EXERCISE:
What is the number of lines in these entries that include "File"? Write that number and no other text.

DATASET EXTRACT:
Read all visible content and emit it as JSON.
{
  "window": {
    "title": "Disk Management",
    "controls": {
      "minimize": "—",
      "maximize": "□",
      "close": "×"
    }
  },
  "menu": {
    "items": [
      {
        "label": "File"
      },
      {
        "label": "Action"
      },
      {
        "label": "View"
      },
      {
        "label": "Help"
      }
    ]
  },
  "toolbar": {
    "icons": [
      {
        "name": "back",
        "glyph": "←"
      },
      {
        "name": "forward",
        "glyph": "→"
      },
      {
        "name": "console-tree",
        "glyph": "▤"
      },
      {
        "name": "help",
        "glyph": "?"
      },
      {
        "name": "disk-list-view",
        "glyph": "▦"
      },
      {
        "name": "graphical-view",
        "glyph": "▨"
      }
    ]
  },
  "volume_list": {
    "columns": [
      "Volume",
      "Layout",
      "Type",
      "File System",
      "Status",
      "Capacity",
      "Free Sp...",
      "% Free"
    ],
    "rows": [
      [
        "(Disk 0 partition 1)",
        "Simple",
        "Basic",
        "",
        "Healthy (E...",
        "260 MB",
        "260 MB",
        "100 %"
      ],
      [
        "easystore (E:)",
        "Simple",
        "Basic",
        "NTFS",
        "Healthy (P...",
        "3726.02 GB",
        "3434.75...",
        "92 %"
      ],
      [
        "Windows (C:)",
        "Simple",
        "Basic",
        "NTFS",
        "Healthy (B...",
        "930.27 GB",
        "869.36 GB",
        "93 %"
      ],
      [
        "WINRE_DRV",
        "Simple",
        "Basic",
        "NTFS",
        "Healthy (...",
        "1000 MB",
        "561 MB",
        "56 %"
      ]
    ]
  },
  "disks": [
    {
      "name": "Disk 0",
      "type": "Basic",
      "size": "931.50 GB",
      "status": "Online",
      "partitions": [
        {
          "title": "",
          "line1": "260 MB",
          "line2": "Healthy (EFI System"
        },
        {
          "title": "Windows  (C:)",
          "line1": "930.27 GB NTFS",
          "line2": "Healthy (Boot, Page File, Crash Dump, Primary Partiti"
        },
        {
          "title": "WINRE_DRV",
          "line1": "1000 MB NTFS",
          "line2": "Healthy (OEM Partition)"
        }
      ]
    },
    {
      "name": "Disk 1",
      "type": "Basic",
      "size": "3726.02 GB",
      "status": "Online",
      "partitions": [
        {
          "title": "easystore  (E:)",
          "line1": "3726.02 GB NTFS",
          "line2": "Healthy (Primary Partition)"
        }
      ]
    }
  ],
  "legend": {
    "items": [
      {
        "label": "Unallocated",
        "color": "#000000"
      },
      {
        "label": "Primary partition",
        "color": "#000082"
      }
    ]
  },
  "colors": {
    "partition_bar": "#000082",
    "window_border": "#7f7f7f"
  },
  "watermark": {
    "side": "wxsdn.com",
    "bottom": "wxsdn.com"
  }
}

COMPLETED TASK:
3